#### Direction
Copy out all of the data exactly as it appears.

#### Provided material
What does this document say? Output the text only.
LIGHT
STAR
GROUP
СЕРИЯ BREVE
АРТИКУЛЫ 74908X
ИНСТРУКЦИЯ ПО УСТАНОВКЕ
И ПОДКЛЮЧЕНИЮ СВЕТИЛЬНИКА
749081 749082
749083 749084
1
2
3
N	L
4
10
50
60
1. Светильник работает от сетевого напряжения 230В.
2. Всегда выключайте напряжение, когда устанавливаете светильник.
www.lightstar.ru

#### Task answer
What does this document say? Output the text only.
LIGHT
STAR
GROUP
СЕРИЯ BREVE
АРТИКУЛЫ 74908X
ИНСТРУКЦИЯ ПО УСТАНОВКЕ
И ПОДКЛЮЧЕНИЮ СВЕТИЛЬНИКА
749081 749082
749083 749084
1
2
3
N	L
4
10
50
60
1. Светильник работает от сетевого напряжения 230В.
2. Всегда выключайте напряжение, когда устанавливаете светильник.
www.lightstar.ru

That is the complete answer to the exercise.